**WHAT YOU WILL DO:** Scan the entries below. List each line with "Isotropy".

**Part of a data file:**
/---

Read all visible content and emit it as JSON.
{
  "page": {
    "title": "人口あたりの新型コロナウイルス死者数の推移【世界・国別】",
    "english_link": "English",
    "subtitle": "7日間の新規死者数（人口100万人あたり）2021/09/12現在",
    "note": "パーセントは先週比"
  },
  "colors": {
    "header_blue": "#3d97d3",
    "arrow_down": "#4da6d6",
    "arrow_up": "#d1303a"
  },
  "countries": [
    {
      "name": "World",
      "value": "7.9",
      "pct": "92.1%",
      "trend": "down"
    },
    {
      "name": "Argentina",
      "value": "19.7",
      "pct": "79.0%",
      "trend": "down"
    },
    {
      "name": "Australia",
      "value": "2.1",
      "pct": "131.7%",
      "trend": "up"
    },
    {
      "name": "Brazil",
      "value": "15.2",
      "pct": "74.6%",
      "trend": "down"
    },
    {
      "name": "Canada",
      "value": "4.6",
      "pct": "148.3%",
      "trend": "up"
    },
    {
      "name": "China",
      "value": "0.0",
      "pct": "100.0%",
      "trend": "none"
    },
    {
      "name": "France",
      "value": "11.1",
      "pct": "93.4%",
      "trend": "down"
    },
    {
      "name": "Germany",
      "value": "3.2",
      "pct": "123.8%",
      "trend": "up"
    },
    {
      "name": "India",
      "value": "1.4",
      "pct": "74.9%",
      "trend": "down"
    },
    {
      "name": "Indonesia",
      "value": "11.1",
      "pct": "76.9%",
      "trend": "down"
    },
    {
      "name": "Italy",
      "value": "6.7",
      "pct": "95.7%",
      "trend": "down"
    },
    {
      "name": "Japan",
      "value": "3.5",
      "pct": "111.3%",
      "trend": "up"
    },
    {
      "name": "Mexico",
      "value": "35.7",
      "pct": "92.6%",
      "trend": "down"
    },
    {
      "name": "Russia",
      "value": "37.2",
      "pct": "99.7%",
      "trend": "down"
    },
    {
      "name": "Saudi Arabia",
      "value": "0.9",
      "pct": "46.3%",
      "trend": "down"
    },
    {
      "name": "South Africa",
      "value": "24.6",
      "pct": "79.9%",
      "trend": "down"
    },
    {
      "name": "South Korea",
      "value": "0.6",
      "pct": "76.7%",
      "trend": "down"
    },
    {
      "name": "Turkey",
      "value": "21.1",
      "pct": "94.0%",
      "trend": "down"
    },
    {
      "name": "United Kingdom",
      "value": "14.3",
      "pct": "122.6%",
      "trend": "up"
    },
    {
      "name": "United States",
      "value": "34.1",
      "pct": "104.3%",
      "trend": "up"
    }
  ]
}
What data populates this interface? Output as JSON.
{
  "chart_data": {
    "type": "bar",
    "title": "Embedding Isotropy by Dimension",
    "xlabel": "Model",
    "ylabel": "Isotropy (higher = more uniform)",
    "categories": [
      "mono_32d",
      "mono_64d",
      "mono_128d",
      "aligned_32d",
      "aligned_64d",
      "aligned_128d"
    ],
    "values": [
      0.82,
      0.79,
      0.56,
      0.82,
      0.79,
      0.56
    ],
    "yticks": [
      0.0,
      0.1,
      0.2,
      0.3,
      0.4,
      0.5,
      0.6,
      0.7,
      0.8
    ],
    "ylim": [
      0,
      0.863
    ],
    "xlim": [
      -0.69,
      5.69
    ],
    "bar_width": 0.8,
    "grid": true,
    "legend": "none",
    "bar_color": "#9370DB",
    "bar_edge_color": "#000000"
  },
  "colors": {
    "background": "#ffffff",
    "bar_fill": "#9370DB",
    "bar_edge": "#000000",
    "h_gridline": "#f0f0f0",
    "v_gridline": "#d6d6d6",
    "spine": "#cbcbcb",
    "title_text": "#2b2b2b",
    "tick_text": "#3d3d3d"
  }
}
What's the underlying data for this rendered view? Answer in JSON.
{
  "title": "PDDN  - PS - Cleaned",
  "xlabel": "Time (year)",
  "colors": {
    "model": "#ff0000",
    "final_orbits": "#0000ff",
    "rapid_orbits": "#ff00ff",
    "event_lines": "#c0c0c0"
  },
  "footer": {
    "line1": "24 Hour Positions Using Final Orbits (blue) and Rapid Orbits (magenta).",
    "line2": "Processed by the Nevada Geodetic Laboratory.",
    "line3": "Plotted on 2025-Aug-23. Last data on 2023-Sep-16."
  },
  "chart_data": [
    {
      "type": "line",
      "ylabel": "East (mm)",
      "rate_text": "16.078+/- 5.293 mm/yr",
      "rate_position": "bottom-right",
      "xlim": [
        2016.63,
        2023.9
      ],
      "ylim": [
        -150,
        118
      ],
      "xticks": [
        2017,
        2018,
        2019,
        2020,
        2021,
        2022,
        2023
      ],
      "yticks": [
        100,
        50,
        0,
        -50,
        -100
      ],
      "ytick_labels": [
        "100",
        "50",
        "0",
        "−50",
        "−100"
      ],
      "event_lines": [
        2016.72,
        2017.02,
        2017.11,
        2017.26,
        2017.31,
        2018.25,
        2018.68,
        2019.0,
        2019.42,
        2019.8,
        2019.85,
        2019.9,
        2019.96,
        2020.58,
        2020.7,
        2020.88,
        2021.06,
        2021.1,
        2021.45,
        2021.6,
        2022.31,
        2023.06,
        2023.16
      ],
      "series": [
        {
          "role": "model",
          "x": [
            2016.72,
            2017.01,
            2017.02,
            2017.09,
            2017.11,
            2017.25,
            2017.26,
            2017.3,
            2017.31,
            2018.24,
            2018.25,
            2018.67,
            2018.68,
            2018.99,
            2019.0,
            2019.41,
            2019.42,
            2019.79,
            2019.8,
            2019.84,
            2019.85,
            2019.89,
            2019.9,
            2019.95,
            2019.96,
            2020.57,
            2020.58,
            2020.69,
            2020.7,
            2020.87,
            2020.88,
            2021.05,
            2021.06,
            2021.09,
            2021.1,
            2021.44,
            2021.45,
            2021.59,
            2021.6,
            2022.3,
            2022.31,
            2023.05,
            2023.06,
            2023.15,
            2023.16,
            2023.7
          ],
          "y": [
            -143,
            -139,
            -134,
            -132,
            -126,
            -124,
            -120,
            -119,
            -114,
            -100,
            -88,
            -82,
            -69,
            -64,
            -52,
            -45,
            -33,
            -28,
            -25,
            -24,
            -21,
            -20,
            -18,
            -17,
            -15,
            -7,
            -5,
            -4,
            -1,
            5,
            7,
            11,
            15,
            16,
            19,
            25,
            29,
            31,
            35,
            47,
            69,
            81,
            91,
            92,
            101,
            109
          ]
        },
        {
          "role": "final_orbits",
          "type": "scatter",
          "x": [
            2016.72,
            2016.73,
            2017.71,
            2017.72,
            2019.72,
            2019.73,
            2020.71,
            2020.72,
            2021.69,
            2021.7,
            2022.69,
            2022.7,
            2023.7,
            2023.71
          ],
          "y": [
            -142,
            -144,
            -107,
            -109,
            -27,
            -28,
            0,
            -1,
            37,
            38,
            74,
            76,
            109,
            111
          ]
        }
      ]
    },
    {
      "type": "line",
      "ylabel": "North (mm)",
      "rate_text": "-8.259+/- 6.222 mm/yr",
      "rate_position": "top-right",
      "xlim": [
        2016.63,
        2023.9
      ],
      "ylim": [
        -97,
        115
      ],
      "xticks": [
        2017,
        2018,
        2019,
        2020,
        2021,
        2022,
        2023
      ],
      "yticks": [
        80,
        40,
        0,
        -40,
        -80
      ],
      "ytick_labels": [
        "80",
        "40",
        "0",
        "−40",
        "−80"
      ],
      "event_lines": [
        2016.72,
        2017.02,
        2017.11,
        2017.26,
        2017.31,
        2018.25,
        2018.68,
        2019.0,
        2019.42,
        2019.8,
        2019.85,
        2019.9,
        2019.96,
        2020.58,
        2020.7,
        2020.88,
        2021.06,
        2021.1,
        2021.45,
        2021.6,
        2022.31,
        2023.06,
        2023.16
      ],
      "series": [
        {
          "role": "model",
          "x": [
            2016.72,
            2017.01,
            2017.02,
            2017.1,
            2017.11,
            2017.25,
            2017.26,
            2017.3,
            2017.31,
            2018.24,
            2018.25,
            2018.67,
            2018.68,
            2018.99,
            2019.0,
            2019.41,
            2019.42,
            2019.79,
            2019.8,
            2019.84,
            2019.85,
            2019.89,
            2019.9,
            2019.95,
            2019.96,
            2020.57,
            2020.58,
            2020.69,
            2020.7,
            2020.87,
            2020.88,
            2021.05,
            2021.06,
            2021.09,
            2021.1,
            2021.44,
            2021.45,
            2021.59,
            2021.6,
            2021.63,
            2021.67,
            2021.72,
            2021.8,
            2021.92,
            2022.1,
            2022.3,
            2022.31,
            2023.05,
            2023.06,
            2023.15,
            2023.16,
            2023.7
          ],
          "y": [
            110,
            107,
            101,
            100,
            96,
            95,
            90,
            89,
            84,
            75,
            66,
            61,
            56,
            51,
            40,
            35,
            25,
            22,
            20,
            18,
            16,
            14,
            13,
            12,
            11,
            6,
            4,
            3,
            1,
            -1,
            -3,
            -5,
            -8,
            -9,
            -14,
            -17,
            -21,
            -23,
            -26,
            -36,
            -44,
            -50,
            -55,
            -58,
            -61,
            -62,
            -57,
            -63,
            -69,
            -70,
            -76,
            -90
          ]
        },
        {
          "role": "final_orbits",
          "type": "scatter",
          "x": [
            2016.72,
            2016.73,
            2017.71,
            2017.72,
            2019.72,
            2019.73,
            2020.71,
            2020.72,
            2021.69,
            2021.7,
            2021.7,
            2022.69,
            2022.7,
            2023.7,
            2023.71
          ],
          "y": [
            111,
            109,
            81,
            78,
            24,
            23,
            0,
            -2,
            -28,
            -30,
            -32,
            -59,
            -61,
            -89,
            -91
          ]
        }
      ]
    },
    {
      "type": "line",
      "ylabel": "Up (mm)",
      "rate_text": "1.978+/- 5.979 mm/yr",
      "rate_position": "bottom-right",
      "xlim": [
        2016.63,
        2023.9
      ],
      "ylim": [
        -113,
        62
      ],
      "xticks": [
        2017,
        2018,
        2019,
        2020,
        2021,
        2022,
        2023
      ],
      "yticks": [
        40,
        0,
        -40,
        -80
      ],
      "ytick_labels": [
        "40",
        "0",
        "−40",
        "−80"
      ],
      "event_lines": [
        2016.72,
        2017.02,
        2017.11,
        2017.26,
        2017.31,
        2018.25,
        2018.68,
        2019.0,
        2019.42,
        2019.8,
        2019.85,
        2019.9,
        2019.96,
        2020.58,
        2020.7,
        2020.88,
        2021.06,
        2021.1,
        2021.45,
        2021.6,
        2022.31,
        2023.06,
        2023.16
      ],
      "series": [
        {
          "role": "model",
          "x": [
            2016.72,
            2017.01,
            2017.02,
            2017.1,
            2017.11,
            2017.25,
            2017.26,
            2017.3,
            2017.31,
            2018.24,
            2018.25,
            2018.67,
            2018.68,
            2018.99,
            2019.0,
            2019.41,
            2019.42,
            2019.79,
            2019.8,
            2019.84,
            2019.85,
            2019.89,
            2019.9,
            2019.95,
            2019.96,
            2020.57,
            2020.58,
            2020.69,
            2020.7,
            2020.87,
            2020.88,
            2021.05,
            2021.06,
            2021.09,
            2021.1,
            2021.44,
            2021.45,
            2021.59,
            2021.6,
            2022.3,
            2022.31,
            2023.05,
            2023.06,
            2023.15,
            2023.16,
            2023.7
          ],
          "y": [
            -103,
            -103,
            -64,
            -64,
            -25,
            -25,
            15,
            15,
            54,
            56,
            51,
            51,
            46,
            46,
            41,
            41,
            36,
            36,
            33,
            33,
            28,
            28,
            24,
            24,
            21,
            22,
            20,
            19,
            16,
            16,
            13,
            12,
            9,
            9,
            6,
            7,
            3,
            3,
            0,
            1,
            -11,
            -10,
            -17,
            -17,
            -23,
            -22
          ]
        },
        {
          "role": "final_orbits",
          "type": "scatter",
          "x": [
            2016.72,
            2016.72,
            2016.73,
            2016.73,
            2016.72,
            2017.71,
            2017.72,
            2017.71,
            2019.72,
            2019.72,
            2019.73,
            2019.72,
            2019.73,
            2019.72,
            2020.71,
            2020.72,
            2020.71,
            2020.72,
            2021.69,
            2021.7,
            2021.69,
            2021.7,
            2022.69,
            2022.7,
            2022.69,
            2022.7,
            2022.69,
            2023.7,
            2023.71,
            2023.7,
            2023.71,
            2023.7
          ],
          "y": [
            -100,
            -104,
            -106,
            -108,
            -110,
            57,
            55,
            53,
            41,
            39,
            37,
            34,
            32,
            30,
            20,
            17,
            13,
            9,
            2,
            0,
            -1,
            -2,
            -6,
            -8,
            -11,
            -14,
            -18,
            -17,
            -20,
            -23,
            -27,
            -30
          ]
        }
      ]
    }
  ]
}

\---

**EXPECTED OUTPUT:**
    "title": "Embedding Isotropy by Dimension",
    "ylabel": "Isotropy (higher = more uniform)",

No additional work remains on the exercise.